◆ **Data to use**:
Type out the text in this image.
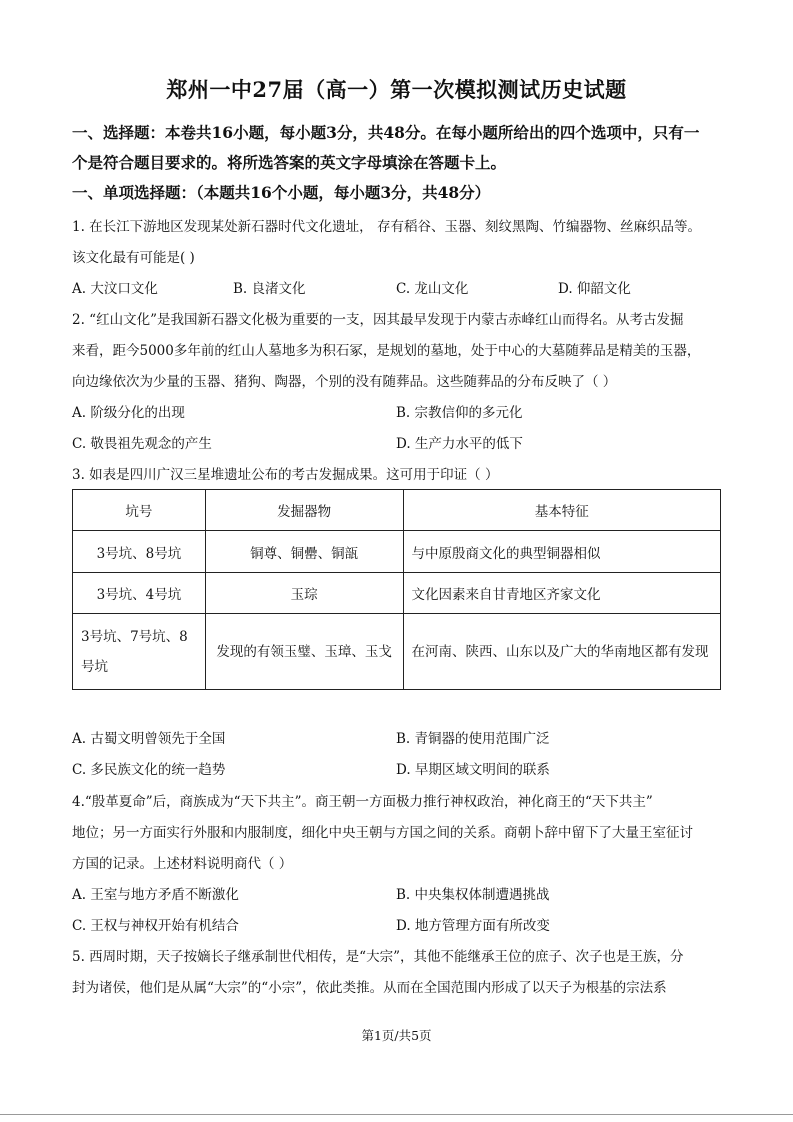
郑州一中27届（高一）第一次模拟测试历史试题
一、选择题：本卷共16小题，每小题3分，共48分。在每小题所给出的四个选项中，只有一
个是符合题目要求的。将所选答案的英文字母填涂在答题卡上。
一、单项选择题：（本题共16个小题，每小题3分，共48分）
1. 在长江下游地区发现某处新石器时代文化遗址， 存有稻谷、玉器、刻纹黑陶、竹编器物、丝麻织品等。
该文化最有可能是( )
A. 大汶口文化	B. 良渚文化	C. 龙山文化	D. 仰韶文化
2. “红山文化”是我国新石器文化极为重要的一支，因其最早发现于内蒙古赤峰红山而得名。从考古发掘
来看，距今5000多年前的红山人墓地多为积石冢，是规划的墓地，处于中心的大墓随葬品是精美的玉器，
向边缘依次为少量的玉器、猪狗、陶器，个别的没有随葬品。这些随葬品的分布反映了（ ）
A. 阶级分化的出现	B. 宗教信仰的多元化
C. 敬畏祖先观念的产生	D. 生产力水平的低下
3. 如表是四川广汉三星堆遗址公布的考古发掘成果。这可用于印证（ ）
坑号	发掘器物	基本特征
3号坑、8号坑	铜尊、铜罍、铜瓿	与中原殷商文化的典型铜器相似
3号坑、4号坑	玉琮	文化因素来自甘青地区齐家文化
3号坑、7号坑、8号坑	发现的有领玉璧、玉璋、玉戈	在河南、陕西、山东以及广大的华南地区都有发现
A. 古蜀文明曾领先于全国	B. 青铜器的使用范围广泛
C. 多民族文化的统一趋势	D. 早期区域文明间的联系
4.“殷革夏命”后，商族成为“天下共主”。商王朝一方面极力推行神权政治，神化商王的“天下共主”
地位；另一方面实行外服和内服制度，细化中央王朝与方国之间的关系。商朝卜辞中留下了大量王室征讨
方国的记录。上述材料说明商代（ ）
A. 王室与地方矛盾不断激化	B. 中央集权体制遭遇挑战
C. 王权与神权开始有机结合	D. 地方管理方面有所改变
5. 西周时期，天子按嫡长子继承制世代相传，是“大宗”，其他不能继承王位的庶子、次子也是王族，分
封为诸侯，他们是从属“大宗”的“小宗”，依此类推。从而在全国范围内形成了以天子为根基的宗法系
第1页/共5页
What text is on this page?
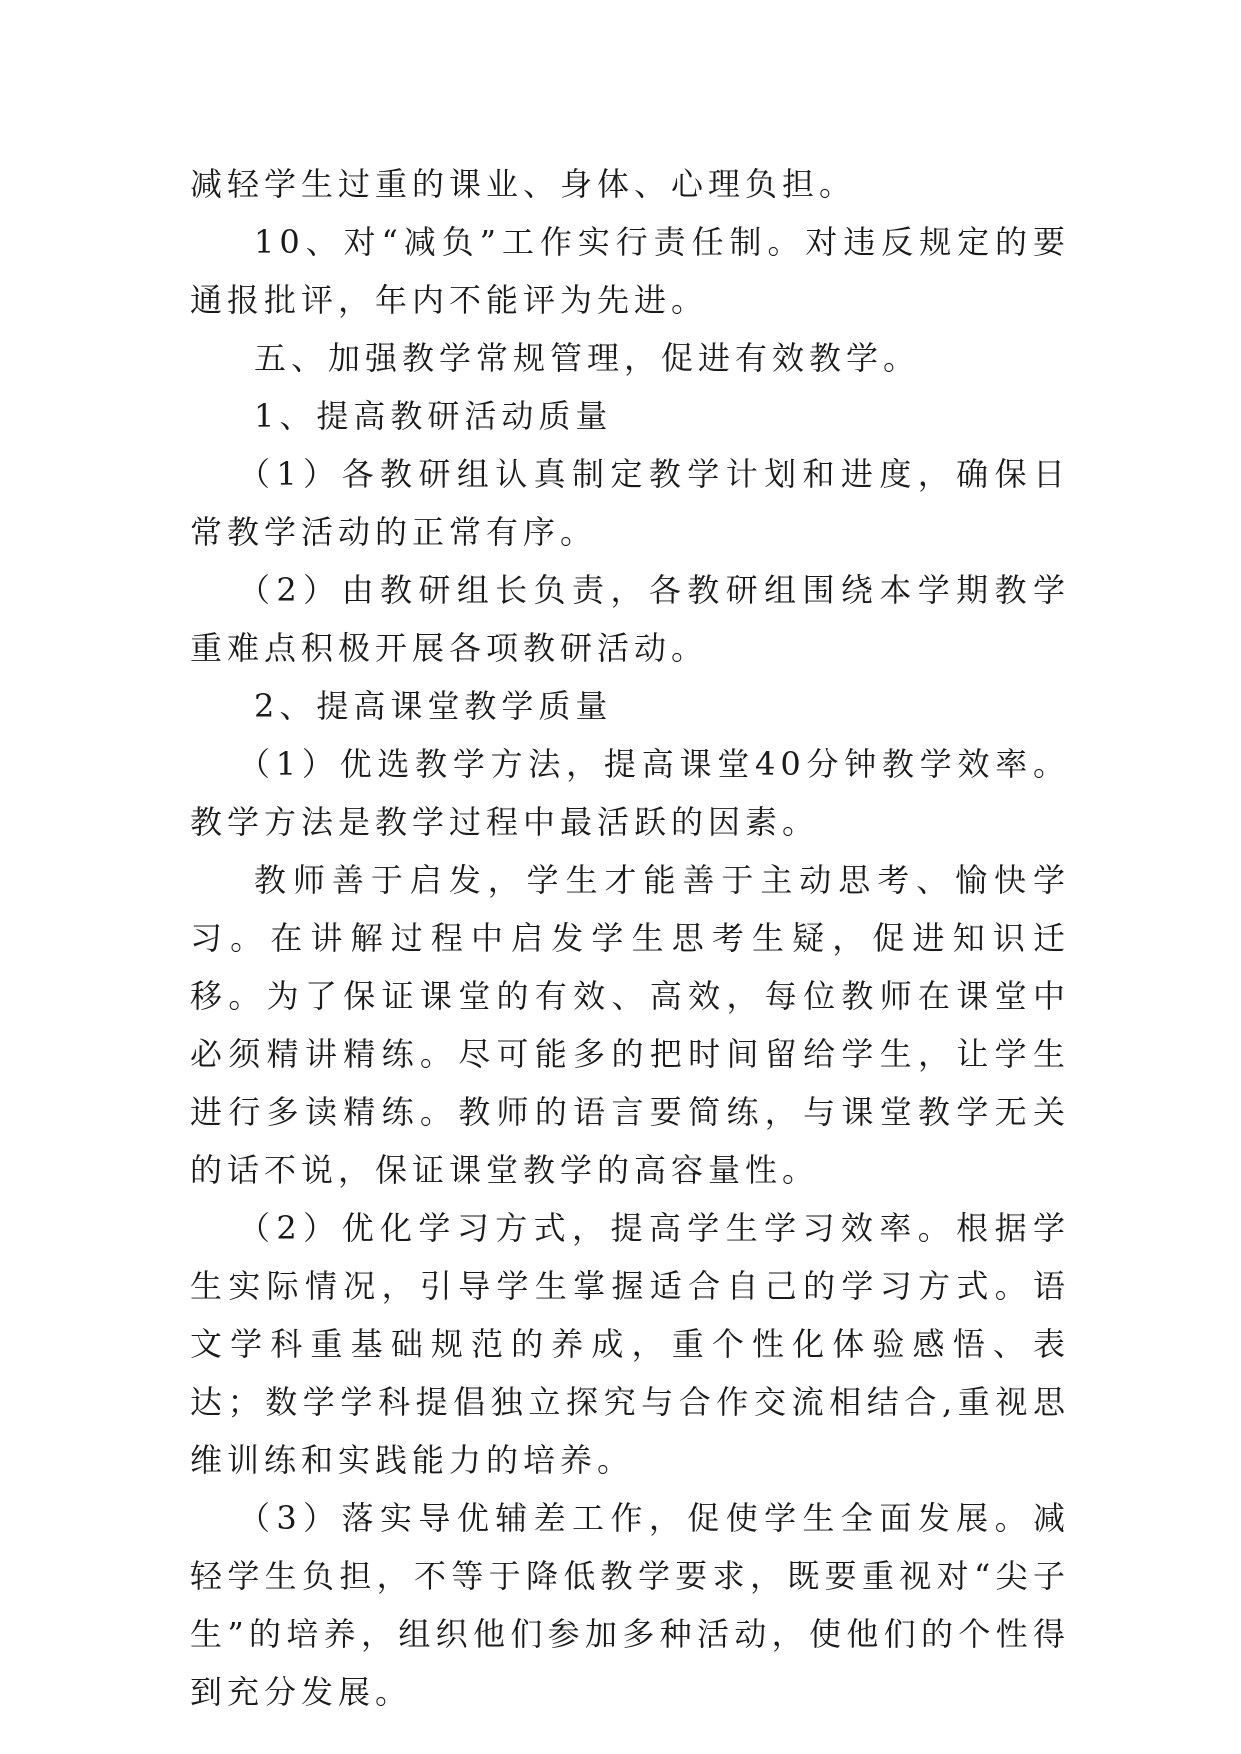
减轻学生过重的课业、身体、心理负担。

10、对“减负”工作实行责任制。对违反规定的要通报批评，年内不能评为先进。

五、加强教学常规管理，促进有效教学。

1、提高教研活动质量

（1）各教研组认真制定教学计划和进度，确保日常教学活动的正常有序。

（2）由教研组长负责，各教研组围绕本学期教学重难点积极开展各项教研活动。

2、提高课堂教学质量

（1）优选教学方法，提高课堂40分钟教学效率。教学方法是教学过程中最活跃的因素。

教师善于启发，学生才能善于主动思考、愉快学习。在讲解过程中启发学生思考生疑，促进知识迁移。为了保证课堂的有效、高效，每位教师在课堂中必须精讲精练。尽可能多的把时间留给学生，让学生进行多读精练。教师的语言要简练，与课堂教学无关的话不说，保证课堂教学的高容量性。

（2）优化学习方式，提高学生学习效率。根据学生实际情况，引导学生掌握适合自己的学习方式。语文学科重基础规范的养成，重个性化体验感悟、表达；数学学科提倡独立探究与合作交流相结合,重视思维训练和实践能力的培养。

（3）落实导优辅差工作，促使学生全面发展。减轻学生负担，不等于降低教学要求，既要重视对“尖子生”的培养，组织他们参加多种活动，使他们的个性得到充分发展。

◆ **Task to carry out**: Using the material above, set down every line exactly, but skip the pictures.

◆ **Correct result**:
Type out the text in this image.
郑州一中27届（高一）第一次模拟测试历史试题
一、选择题：本卷共16小题，每小题3分，共48分。在每小题所给出的四个选项中，只有一
个是符合题目要求的。将所选答案的英文字母填涂在答题卡上。
一、单项选择题：（本题共16个小题，每小题3分，共48分）
1. 在长江下游地区发现某处新石器时代文化遗址， 存有稻谷、玉器、刻纹黑陶、竹编器物、丝麻织品等。
该文化最有可能是( )
A. 大汶口文化	B. 良渚文化	C. 龙山文化	D. 仰韶文化
2. “红山文化”是我国新石器文化极为重要的一支，因其最早发现于内蒙古赤峰红山而得名。从考古发掘
来看，距今5000多年前的红山人墓地多为积石冢，是规划的墓地，处于中心的大墓随葬品是精美的玉器，
向边缘依次为少量的玉器、猪狗、陶器，个别的没有随葬品。这些随葬品的分布反映了（ ）
A. 阶级分化的出现	B. 宗教信仰的多元化
C. 敬畏祖先观念的产生	D. 生产力水平的低下
3. 如表是四川广汉三星堆遗址公布的考古发掘成果。这可用于印证（ ）
坑号	发掘器物	基本特征
3号坑、8号坑	铜尊、铜罍、铜瓿	与中原殷商文化的典型铜器相似
3号坑、4号坑	玉琮	文化因素来自甘青地区齐家文化
3号坑、7号坑、8号坑	发现的有领玉璧、玉璋、玉戈	在河南、陕西、山东以及广大的华南地区都有发现
A. 古蜀文明曾领先于全国	B. 青铜器的使用范围广泛
C. 多民族文化的统一趋势	D. 早期区域文明间的联系
4.“殷革夏命”后，商族成为“天下共主”。商王朝一方面极力推行神权政治，神化商王的“天下共主”
地位；另一方面实行外服和内服制度，细化中央王朝与方国之间的关系。商朝卜辞中留下了大量王室征讨
方国的记录。上述材料说明商代（ ）
A. 王室与地方矛盾不断激化	B. 中央集权体制遭遇挑战
C. 王权与神权开始有机结合	D. 地方管理方面有所改变
5. 西周时期，天子按嫡长子继承制世代相传，是“大宗”，其他不能继承王位的庶子、次子也是王族，分
封为诸侯，他们是从属“大宗”的“小宗”，依此类推。从而在全国范围内形成了以天子为根基的宗法系
第1页/共5页
What text is on this page?
减轻学生过重的课业、身体、心理负担。

10、对“减负”工作实行责任制。对违反规定的要通报批评，年内不能评为先进。

五、加强教学常规管理，促进有效教学。

1、提高教研活动质量

（1）各教研组认真制定教学计划和进度，确保日常教学活动的正常有序。

（2）由教研组长负责，各教研组围绕本学期教学重难点积极开展各项教研活动。

2、提高课堂教学质量

（1）优选教学方法，提高课堂40分钟教学效率。教学方法是教学过程中最活跃的因素。

教师善于启发，学生才能善于主动思考、愉快学习。在讲解过程中启发学生思考生疑，促进知识迁移。为了保证课堂的有效、高效，每位教师在课堂中必须精讲精练。尽可能多的把时间留给学生，让学生进行多读精练。教师的语言要简练，与课堂教学无关的话不说，保证课堂教学的高容量性。

（2）优化学习方式，提高学生学习效率。根据学生实际情况，引导学生掌握适合自己的学习方式。语文学科重基础规范的养成，重个性化体验感悟、表达；数学学科提倡独立探究与合作交流相结合,重视思维训练和实践能力的培养。

（3）落实导优辅差工作，促使学生全面发展。减轻学生负担，不等于降低教学要求，既要重视对“尖子生”的培养，组织他们参加多种活动，使他们的个性得到充分发展。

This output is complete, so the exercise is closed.